## START DATA LINES

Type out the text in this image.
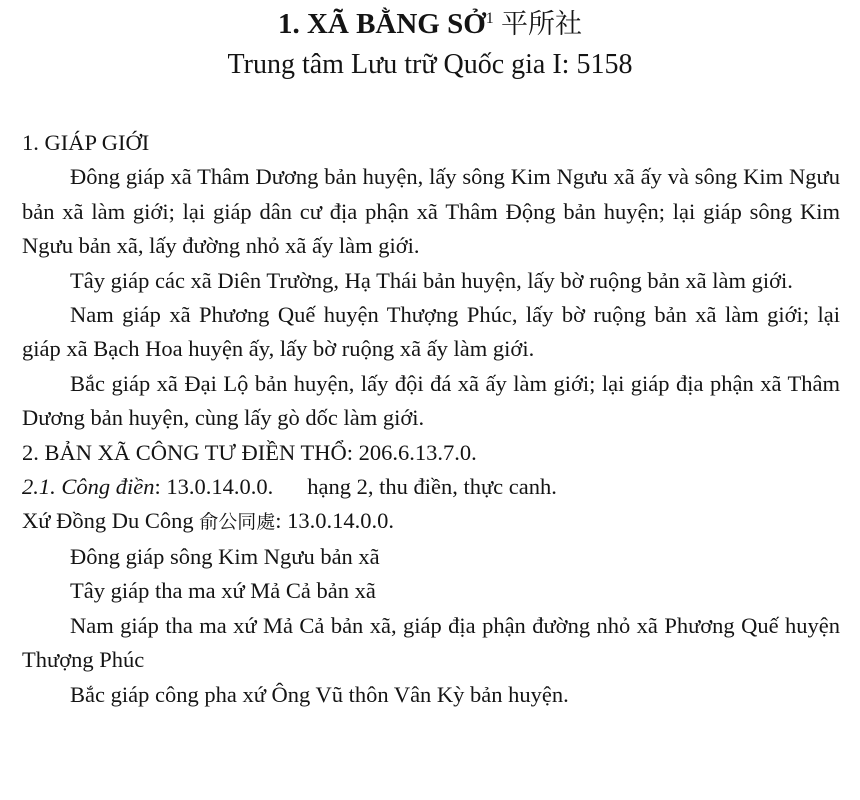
1. XÃ BẰNG SỞ$^1$ 平所社
Trung tâm Lưu trữ Quốc gia I: 5158

1. GIÁP GIỚI

Đông giáp xã Thâm Dương bản huyện, lấy sông Kim Ngưu xã ấy và sông Kim Ngưu bản xã làm giới; lại giáp dân cư địa phận xã Thâm Động bản huyện; lại giáp sông Kim Ngưu bản xã, lấy đường nhỏ xã ấy làm giới.

Tây giáp các xã Diên Trường, Hạ Thái bản huyện, lấy bờ ruộng bản xã làm giới.

Nam giáp xã Phương Quế huyện Thượng Phúc, lấy bờ ruộng bản xã làm giới; lại giáp xã Bạch Hoa huyện ấy, lấy bờ ruộng xã ấy làm giới.

Bắc giáp xã Đại Lộ bản huyện, lấy đội đá xã ấy làm giới; lại giáp địa phận xã Thâm Dương bản huyện, cùng lấy gò dốc làm giới.

2. BẢN XÃ CÔNG TƯ ĐIỀN THỔ: 206.6.13.7.0.

2.1. Công điền: 13.0.14.0.0. hạng 2, thu điền, thực canh.

Xứ Đồng Du Công 俞公同處: 13.0.14.0.0.

Đông giáp sông Kim Ngưu bản xã

Tây giáp tha ma xứ Mả Cả bản xã

Nam giáp tha ma xứ Mả Cả bản xã, giáp địa phận đường nhỏ xã Phương Quế huyện Thượng Phúc

Bắc giáp công pha xứ Ông Vũ thôn Vân Kỳ bản huyện.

## END DATA LINES

THE TASK:
Copy each line above that contains the string "đường".

THE OUTPUT:
Đông giáp xã Thâm Dương bản huyện, lấy sông Kim Ngưu xã ấy và sông Kim Ngưu bản xã làm giới; lại giáp dân cư địa phận xã Thâm Động bản huyện; lại giáp sông Kim Ngưu bản xã, lấy đường nhỏ xã ấy làm giới.
Nam giáp tha ma xứ Mả Cả bản xã, giáp địa phận đường nhỏ xã Phương Quế huyện Thượng Phúc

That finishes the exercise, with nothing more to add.